### PROVIDED MATERIAL:
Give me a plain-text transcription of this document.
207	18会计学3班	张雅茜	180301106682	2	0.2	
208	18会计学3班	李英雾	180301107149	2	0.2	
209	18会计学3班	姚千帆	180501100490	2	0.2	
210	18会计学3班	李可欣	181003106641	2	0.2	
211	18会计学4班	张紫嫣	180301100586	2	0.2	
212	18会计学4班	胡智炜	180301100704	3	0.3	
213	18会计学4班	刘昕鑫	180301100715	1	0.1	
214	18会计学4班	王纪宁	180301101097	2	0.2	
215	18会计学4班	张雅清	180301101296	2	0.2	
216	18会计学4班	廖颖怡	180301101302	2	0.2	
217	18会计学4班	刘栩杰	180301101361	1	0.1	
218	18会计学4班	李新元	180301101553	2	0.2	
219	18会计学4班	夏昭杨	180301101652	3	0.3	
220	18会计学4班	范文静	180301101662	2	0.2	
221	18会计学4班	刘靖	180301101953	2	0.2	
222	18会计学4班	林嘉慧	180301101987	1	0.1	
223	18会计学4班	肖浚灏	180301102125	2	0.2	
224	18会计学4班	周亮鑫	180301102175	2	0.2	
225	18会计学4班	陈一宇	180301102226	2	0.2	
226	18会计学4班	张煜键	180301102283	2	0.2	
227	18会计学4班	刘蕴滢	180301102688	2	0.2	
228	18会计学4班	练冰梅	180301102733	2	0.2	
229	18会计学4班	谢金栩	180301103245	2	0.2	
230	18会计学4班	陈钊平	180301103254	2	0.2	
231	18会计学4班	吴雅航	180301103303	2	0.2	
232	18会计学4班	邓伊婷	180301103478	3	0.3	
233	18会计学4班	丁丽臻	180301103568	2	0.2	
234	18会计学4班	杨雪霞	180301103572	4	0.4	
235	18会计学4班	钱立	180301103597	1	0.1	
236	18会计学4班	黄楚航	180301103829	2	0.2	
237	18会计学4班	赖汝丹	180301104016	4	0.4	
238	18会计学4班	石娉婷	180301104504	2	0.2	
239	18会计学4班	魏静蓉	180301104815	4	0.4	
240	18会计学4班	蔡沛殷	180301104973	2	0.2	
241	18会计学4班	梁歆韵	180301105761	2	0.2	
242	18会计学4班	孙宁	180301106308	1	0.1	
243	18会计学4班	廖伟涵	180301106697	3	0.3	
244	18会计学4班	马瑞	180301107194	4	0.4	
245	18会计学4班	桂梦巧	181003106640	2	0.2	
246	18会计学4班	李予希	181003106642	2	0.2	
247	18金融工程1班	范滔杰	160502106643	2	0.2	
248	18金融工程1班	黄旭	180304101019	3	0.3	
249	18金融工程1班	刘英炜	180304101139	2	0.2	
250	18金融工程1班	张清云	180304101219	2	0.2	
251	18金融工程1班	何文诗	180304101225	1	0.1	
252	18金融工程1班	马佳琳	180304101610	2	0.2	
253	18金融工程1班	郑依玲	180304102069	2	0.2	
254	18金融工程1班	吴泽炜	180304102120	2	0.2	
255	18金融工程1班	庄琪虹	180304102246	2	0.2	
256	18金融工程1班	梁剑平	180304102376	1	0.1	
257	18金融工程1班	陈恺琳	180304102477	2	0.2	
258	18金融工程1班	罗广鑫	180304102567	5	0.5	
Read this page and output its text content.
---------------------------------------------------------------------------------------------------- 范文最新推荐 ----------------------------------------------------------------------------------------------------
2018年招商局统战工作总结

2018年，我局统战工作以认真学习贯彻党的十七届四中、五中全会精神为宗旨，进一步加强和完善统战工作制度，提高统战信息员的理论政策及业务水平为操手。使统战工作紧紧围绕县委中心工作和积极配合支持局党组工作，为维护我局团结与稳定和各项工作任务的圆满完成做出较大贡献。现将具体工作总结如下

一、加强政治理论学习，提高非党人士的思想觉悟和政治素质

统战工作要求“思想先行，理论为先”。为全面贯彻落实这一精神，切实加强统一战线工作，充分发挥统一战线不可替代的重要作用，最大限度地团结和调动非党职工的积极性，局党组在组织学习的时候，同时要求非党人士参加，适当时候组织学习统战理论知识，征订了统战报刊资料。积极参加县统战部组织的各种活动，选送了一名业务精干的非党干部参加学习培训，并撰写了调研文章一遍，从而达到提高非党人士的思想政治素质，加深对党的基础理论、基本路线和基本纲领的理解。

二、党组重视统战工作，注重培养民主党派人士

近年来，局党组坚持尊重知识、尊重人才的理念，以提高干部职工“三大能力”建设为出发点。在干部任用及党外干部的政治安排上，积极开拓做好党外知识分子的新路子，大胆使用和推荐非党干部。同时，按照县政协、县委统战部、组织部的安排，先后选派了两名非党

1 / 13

### TASK DETAILS:
In the records above, how many lines contain the word "this"? Give the number alone.

### THE OUTPUT:
2